*TASK INSTRUCTIONS:* Your answer is a single number: how many lines hold the word "title"?

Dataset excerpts
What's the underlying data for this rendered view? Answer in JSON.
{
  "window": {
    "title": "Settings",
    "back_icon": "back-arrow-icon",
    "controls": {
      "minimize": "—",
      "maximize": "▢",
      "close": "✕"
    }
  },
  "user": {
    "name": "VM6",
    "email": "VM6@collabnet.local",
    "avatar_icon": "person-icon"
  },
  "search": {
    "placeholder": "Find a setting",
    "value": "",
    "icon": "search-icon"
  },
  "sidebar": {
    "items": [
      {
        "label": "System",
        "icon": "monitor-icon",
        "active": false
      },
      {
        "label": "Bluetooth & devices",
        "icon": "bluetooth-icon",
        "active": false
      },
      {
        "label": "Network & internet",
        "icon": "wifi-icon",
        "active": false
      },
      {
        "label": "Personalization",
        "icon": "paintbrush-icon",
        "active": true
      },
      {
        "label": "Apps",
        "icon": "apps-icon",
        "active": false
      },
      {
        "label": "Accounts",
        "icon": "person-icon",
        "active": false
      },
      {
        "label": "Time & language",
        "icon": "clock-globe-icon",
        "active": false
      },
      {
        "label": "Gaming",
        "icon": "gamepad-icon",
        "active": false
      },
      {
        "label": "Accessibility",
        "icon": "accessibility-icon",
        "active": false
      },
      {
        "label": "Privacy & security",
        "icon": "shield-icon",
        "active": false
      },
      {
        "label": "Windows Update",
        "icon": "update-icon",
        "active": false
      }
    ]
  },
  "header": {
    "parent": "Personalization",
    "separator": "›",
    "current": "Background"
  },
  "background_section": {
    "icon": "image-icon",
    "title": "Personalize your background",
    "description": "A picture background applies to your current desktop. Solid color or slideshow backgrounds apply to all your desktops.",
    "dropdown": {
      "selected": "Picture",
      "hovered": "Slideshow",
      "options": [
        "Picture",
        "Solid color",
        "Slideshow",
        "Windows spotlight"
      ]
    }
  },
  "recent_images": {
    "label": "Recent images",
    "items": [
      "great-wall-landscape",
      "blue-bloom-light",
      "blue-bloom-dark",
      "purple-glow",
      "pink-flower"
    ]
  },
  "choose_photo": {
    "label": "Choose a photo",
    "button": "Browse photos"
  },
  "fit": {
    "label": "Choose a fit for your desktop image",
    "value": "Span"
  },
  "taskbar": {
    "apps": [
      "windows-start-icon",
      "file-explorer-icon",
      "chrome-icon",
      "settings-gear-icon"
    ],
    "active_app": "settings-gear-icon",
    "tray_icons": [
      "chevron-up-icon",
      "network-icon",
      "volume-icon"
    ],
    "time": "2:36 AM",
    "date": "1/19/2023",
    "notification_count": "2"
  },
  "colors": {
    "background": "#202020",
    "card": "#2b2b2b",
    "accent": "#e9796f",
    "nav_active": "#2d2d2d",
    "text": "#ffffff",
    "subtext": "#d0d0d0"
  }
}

* * *

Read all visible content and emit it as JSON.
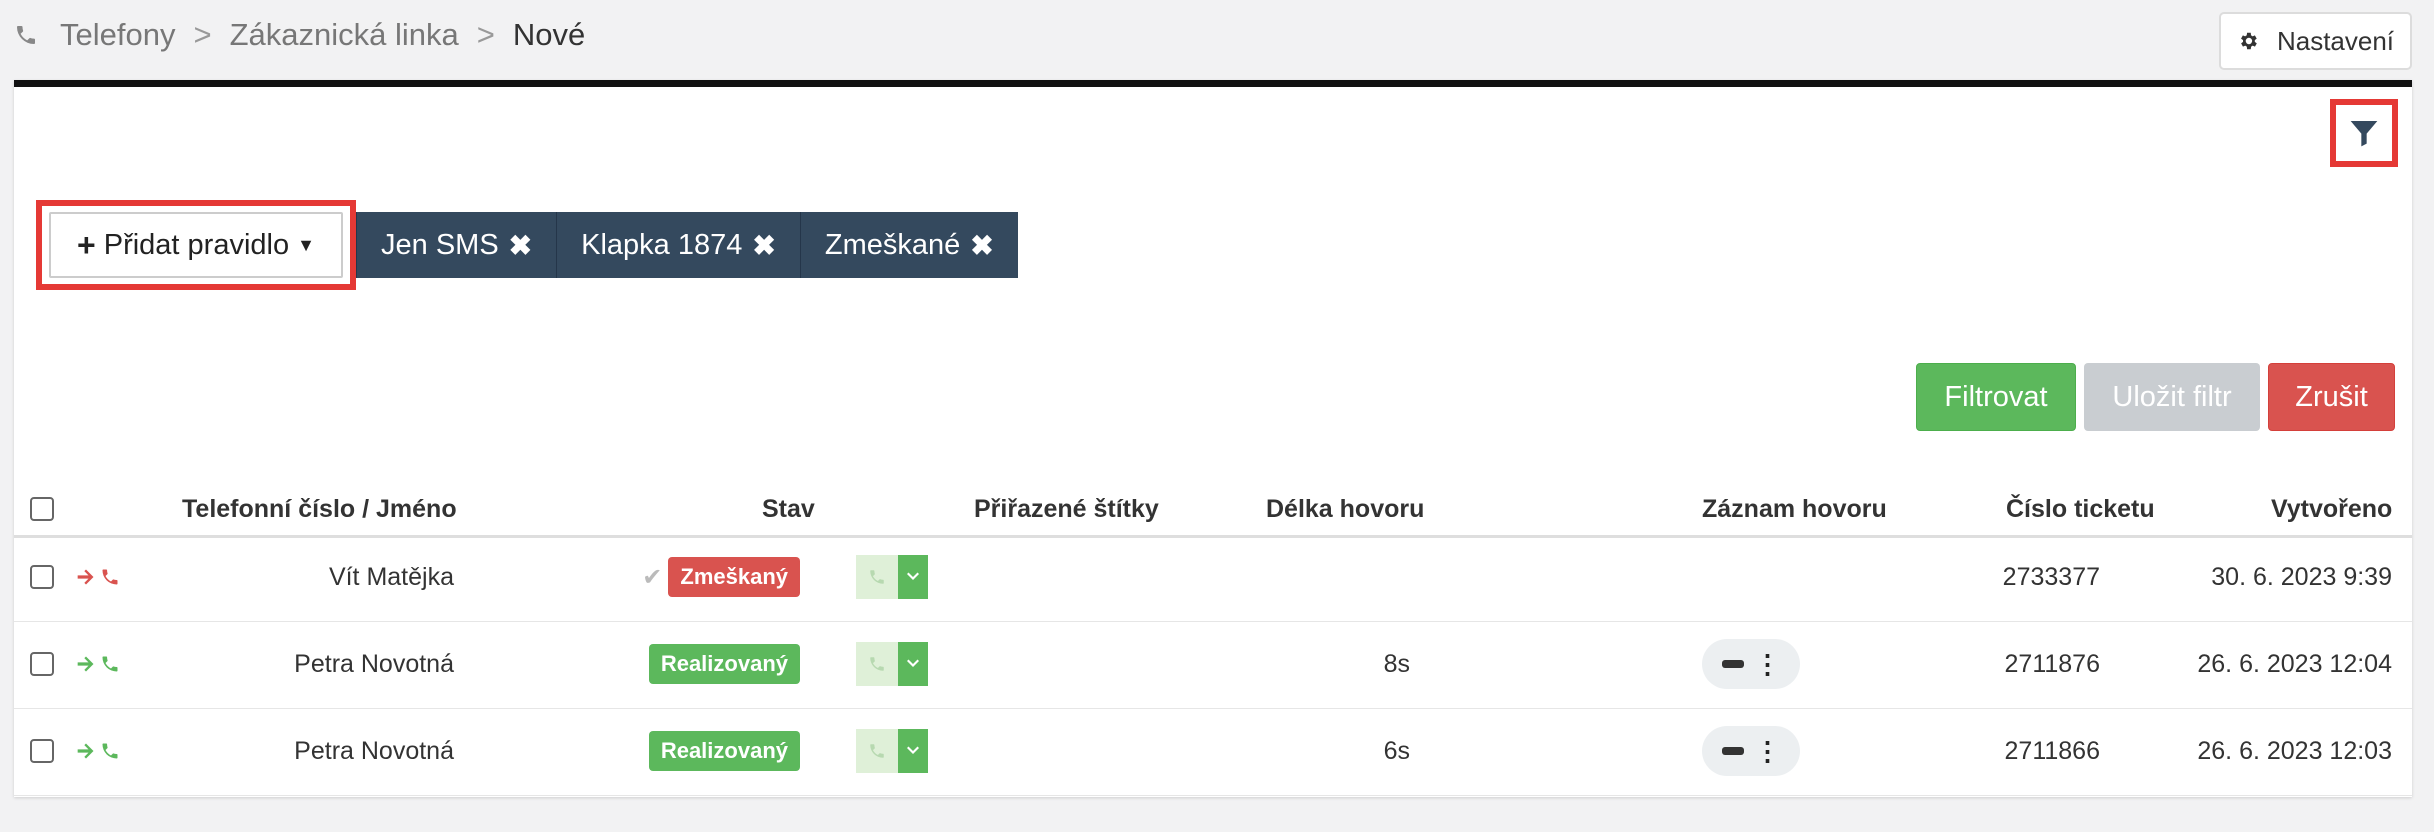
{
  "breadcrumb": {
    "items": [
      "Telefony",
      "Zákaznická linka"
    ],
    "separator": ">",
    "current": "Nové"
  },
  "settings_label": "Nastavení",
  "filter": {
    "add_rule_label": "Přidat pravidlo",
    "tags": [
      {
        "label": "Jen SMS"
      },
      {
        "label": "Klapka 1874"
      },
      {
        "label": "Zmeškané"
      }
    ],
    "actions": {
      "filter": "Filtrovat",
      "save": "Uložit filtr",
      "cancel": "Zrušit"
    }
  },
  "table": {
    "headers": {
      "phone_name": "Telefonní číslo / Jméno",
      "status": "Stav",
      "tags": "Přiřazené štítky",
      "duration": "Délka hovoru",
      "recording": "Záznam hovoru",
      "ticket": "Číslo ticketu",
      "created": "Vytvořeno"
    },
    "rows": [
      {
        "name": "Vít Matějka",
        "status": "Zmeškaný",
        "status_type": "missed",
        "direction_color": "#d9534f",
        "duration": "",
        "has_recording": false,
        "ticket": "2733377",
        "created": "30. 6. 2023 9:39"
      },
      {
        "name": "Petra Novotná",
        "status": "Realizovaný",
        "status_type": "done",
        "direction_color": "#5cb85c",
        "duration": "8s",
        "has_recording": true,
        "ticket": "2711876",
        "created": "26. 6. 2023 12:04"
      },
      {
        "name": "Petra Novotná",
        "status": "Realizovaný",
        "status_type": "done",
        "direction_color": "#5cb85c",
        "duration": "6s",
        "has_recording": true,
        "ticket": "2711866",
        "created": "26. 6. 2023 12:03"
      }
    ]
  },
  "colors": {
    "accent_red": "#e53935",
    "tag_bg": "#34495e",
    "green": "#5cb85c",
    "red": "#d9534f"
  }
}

*COMPLETE ANSWER:* 2